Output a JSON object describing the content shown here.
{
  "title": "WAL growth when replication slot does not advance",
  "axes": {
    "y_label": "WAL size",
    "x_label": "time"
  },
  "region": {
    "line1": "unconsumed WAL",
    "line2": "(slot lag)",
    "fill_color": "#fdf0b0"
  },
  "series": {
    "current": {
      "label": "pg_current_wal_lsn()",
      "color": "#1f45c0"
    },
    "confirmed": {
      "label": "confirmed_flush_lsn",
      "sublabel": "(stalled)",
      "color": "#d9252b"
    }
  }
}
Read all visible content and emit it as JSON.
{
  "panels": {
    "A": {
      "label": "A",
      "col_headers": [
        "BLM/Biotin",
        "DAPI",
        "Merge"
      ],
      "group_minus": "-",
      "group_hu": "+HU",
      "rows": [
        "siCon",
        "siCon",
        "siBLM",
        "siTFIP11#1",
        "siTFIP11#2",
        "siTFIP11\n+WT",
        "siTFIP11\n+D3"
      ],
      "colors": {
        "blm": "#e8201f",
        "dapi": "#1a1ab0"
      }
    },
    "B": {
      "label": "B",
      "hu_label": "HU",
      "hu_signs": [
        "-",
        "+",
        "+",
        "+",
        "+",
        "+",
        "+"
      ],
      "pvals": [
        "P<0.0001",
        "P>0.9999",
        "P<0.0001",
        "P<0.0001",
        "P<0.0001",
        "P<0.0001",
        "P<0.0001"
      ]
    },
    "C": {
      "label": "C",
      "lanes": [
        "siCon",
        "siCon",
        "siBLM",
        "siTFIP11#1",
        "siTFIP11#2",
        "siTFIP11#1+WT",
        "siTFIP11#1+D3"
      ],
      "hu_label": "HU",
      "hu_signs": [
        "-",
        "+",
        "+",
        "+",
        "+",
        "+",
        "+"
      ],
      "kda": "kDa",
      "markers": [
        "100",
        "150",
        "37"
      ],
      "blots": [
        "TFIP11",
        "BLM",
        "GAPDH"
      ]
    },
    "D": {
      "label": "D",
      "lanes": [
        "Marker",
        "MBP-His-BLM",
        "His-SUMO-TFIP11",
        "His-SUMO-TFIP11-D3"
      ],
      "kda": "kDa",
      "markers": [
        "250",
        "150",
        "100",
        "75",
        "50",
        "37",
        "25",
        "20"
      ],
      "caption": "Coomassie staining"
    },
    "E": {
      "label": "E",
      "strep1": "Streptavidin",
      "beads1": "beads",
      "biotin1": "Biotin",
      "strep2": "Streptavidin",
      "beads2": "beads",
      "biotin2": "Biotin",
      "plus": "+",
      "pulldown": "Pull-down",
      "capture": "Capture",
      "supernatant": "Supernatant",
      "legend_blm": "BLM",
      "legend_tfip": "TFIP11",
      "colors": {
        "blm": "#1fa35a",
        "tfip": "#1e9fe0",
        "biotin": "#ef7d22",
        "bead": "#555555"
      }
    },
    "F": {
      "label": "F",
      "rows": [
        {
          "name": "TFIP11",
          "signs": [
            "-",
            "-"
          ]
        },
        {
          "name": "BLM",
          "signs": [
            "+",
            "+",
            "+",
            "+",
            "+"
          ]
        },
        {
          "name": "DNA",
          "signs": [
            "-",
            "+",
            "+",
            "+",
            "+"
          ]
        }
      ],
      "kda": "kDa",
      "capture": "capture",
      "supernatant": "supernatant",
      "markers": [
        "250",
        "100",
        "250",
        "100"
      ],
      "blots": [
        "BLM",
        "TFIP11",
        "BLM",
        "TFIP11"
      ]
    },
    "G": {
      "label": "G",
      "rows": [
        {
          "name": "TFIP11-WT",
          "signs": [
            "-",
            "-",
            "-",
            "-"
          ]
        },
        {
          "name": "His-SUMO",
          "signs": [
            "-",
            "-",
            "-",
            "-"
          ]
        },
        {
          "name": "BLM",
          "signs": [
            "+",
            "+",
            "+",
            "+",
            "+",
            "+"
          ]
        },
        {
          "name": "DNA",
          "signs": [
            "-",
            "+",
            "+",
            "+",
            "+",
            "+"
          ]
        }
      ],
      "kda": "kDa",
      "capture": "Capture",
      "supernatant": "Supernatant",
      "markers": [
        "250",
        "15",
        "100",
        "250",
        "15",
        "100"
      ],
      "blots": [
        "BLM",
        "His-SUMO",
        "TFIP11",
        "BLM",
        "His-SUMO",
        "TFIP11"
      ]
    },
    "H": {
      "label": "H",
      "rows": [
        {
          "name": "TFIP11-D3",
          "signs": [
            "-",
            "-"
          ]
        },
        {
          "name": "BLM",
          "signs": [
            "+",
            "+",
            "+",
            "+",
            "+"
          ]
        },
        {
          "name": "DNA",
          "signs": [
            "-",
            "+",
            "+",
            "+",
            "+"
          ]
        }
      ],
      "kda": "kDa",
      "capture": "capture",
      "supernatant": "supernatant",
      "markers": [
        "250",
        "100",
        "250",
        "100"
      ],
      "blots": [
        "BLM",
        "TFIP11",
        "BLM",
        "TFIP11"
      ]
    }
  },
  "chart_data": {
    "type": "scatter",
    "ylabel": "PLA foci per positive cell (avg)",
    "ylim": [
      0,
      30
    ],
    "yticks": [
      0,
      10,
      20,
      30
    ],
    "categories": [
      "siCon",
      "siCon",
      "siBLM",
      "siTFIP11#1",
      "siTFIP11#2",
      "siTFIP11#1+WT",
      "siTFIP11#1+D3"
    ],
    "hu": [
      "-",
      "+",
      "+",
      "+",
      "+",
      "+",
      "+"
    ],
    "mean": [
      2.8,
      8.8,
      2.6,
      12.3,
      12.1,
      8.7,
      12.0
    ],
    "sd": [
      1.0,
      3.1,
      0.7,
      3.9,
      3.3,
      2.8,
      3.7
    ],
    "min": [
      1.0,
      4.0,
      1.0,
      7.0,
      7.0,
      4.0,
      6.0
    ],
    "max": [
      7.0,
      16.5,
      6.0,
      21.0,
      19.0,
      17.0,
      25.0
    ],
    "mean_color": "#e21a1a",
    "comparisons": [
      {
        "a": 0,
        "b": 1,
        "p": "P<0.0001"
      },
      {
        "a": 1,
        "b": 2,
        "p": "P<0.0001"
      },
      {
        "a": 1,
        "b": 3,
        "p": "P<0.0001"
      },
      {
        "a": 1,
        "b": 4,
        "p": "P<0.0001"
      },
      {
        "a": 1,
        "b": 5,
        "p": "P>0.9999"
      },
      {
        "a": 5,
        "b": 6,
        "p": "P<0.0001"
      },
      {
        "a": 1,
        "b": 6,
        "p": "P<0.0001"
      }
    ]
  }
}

PROMPT: Extract the full listing above without altering anything.

REPLY:
Output a JSON object describing the content shown here.
{
  "title": "WAL growth when replication slot does not advance",
  "axes": {
    "y_label": "WAL size",
    "x_label": "time"
  },
  "region": {
    "line1": "unconsumed WAL",
    "line2": "(slot lag)",
    "fill_color": "#fdf0b0"
  },
  "series": {
    "current": {
      "label": "pg_current_wal_lsn()",
      "color": "#1f45c0"
    },
    "confirmed": {
      "label": "confirmed_flush_lsn",
      "sublabel": "(stalled)",
      "color": "#d9252b"
    }
  }
}
Read all visible content and emit it as JSON.
{
  "panels": {
    "A": {
      "label": "A",
      "col_headers": [
        "BLM/Biotin",
        "DAPI",
        "Merge"
      ],
      "group_minus": "-",
      "group_hu": "+HU",
      "rows": [
        "siCon",
        "siCon",
        "siBLM",
        "siTFIP11#1",
        "siTFIP11#2",
        "siTFIP11\n+WT",
        "siTFIP11\n+D3"
      ],
      "colors": {
        "blm": "#e8201f",
        "dapi": "#1a1ab0"
      }
    },
    "B": {
      "label": "B",
      "hu_label": "HU",
      "hu_signs": [
        "-",
        "+",
        "+",
        "+",
        "+",
        "+",
        "+"
      ],
      "pvals": [
        "P<0.0001",
        "P>0.9999",
        "P<0.0001",
        "P<0.0001",
        "P<0.0001",
        "P<0.0001",
        "P<0.0001"
      ]
    },
    "C": {
      "label": "C",
      "lanes": [
        "siCon",
        "siCon",
        "siBLM",
        "siTFIP11#1",
        "siTFIP11#2",
        "siTFIP11#1+WT",
        "siTFIP11#1+D3"
      ],
      "hu_label": "HU",
      "hu_signs": [
        "-",
        "+",
        "+",
        "+",
        "+",
        "+",
        "+"
      ],
      "kda": "kDa",
      "markers": [
        "100",
        "150",
        "37"
      ],
      "blots": [
        "TFIP11",
        "BLM",
        "GAPDH"
      ]
    },
    "D": {
      "label": "D",
      "lanes": [
        "Marker",
        "MBP-His-BLM",
        "His-SUMO-TFIP11",
        "His-SUMO-TFIP11-D3"
      ],
      "kda": "kDa",
      "markers": [
        "250",
        "150",
        "100",
        "75",
        "50",
        "37",
        "25",
        "20"
      ],
      "caption": "Coomassie staining"
    },
    "E": {
      "label": "E",
      "strep1": "Streptavidin",
      "beads1": "beads",
      "biotin1": "Biotin",
      "strep2": "Streptavidin",
      "beads2": "beads",
      "biotin2": "Biotin",
      "plus": "+",
      "pulldown": "Pull-down",
      "capture": "Capture",
      "supernatant": "Supernatant",
      "legend_blm": "BLM",
      "legend_tfip": "TFIP11",
      "colors": {
        "blm": "#1fa35a",
        "tfip": "#1e9fe0",
        "biotin": "#ef7d22",
        "bead": "#555555"
      }
    },
    "F": {
      "label": "F",
      "rows": [
        {
          "name": "TFIP11",
          "signs": [
            "-",
            "-"
          ]
        },
        {
          "name": "BLM",
          "signs": [
            "+",
            "+",
            "+",
            "+",
            "+"
          ]
        },
        {
          "name": "DNA",
          "signs": [
            "-",
            "+",
            "+",
            "+",
            "+"
          ]
        }
      ],
      "kda": "kDa",
      "capture": "capture",
      "supernatant": "supernatant",
      "markers": [
        "250",
        "100",
        "250",
        "100"
      ],
      "blots": [
        "BLM",
        "TFIP11",
        "BLM",
        "TFIP11"
      ]
    },
    "G": {
      "label": "G",
      "rows": [
        {
          "name": "TFIP11-WT",
          "signs": [
            "-",
            "-",
            "-",
            "-"
          ]
        },
        {
          "name": "His-SUMO",
          "signs": [
            "-",
            "-",
            "-",
            "-"
          ]
        },
        {
          "name": "BLM",
          "signs": [
            "+",
            "+",
            "+",
            "+",
            "+",
            "+"
          ]
        },
        {
          "name": "DNA",
          "signs": [
            "-",
            "+",
            "+",
            "+",
            "+",
            "+"
          ]
        }
      ],
      "kda": "kDa",
      "capture": "Capture",
      "supernatant": "Supernatant",
      "markers": [
        "250",
        "15",
        "100",
        "250",
        "15",
        "100"
      ],
      "blots": [
        "BLM",
        "His-SUMO",
        "TFIP11",
        "BLM",
        "His-SUMO",
        "TFIP11"
      ]
    },
    "H": {
      "label": "H",
      "rows": [
        {
          "name": "TFIP11-D3",
          "signs": [
            "-",
            "-"
          ]
        },
        {
          "name": "BLM",
          "signs": [
            "+",
            "+",
            "+",
            "+",
            "+"
          ]
        },
        {
          "name": "DNA",
          "signs": [
            "-",
            "+",
            "+",
            "+",
            "+"
          ]
        }
      ],
      "kda": "kDa",
      "capture": "capture",
      "supernatant": "supernatant",
      "markers": [
        "250",
        "100",
        "250",
        "100"
      ],
      "blots": [
        "BLM",
        "TFIP11",
        "BLM",
        "TFIP11"
      ]
    }
  },
  "chart_data": {
    "type": "scatter",
    "ylabel": "PLA foci per positive cell (avg)",
    "ylim": [
      0,
      30
    ],
    "yticks": [
      0,
      10,
      20,
      30
    ],
    "categories": [
      "siCon",
      "siCon",
      "siBLM",
      "siTFIP11#1",
      "siTFIP11#2",
      "siTFIP11#1+WT",
      "siTFIP11#1+D3"
    ],
    "hu": [
      "-",
      "+",
      "+",
      "+",
      "+",
      "+",
      "+"
    ],
    "mean": [
      2.8,
      8.8,
      2.6,
      12.3,
      12.1,
      8.7,
      12.0
    ],
    "sd": [
      1.0,
      3.1,
      0.7,
      3.9,
      3.3,
      2.8,
      3.7
    ],
    "min": [
      1.0,
      4.0,
      1.0,
      7.0,
      7.0,
      4.0,
      6.0
    ],
    "max": [
      7.0,
      16.5,
      6.0,
      21.0,
      19.0,
      17.0,
      25.0
    ],
    "mean_color": "#e21a1a",
    "comparisons": [
      {
        "a": 0,
        "b": 1,
        "p": "P<0.0001"
      },
      {
        "a": 1,
        "b": 2,
        "p": "P<0.0001"
      },
      {
        "a": 1,
        "b": 3,
        "p": "P<0.0001"
      },
      {
        "a": 1,
        "b": 4,
        "p": "P<0.0001"
      },
      {
        "a": 1,
        "b": 5,
        "p": "P>0.9999"
      },
      {
        "a": 5,
        "b": 6,
        "p": "P<0.0001"
      },
      {
        "a": 1,
        "b": 6,
        "p": "P<0.0001"
      }
    ]
  }
}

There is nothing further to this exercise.